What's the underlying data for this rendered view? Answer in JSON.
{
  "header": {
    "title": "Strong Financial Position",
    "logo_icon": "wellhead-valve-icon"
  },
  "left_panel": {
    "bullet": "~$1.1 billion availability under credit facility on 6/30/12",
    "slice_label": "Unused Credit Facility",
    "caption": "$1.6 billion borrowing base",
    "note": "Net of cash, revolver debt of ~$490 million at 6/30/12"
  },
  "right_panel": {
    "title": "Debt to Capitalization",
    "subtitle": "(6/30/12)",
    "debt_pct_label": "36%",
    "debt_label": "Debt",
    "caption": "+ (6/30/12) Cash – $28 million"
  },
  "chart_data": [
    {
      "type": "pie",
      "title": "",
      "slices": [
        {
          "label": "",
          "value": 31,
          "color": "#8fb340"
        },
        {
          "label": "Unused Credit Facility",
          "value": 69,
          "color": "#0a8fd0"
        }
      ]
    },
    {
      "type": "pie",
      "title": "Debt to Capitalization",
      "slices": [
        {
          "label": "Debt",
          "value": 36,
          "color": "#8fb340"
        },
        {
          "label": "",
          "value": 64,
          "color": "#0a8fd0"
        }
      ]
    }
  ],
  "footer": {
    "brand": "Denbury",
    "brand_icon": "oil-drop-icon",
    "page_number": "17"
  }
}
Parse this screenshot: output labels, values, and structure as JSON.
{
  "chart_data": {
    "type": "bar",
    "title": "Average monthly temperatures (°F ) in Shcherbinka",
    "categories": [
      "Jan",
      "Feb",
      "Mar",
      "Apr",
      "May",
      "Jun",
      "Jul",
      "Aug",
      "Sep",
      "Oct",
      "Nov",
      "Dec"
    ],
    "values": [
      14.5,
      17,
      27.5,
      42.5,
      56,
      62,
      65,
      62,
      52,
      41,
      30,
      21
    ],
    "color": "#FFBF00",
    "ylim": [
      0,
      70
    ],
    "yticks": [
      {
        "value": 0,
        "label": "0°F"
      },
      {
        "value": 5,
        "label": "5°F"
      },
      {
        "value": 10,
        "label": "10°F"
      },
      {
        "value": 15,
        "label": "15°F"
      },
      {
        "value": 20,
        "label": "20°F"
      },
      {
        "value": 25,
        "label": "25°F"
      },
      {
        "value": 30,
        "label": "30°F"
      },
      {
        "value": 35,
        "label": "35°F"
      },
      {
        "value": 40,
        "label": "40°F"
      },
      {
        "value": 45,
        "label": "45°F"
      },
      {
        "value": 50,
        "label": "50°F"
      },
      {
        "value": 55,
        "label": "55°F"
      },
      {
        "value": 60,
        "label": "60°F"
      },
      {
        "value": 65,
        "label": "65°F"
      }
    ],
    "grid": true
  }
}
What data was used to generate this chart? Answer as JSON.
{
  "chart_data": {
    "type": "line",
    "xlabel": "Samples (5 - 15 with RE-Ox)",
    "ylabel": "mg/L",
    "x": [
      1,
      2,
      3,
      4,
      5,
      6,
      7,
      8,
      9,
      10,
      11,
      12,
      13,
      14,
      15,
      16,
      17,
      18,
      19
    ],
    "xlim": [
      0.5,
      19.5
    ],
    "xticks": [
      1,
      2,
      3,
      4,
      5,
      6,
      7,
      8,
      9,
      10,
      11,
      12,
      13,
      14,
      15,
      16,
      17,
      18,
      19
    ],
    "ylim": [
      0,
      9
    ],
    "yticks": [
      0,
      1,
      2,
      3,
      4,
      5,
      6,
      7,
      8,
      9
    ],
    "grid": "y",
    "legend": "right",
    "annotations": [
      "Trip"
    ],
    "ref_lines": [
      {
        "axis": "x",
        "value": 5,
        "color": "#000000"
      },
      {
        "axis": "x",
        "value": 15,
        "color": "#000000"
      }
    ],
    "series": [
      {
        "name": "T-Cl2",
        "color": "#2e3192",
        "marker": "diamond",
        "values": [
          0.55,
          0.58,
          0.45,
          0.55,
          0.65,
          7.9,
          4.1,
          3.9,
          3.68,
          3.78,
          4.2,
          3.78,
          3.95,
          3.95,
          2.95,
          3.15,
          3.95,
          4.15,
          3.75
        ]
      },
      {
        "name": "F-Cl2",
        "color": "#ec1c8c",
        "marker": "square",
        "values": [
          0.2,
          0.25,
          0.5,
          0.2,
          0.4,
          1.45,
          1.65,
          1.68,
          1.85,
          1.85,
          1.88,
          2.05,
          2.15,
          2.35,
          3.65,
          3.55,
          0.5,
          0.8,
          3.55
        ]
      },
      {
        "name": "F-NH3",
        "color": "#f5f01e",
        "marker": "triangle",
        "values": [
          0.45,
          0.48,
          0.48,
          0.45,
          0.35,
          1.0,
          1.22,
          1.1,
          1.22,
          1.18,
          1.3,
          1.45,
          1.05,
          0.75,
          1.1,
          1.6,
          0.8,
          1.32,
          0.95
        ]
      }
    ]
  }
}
——
# [CHALLENGE]
Using the material above, state how many lines include the string "million". Answer with a single number.

# [WRITTEN ANSWER]
2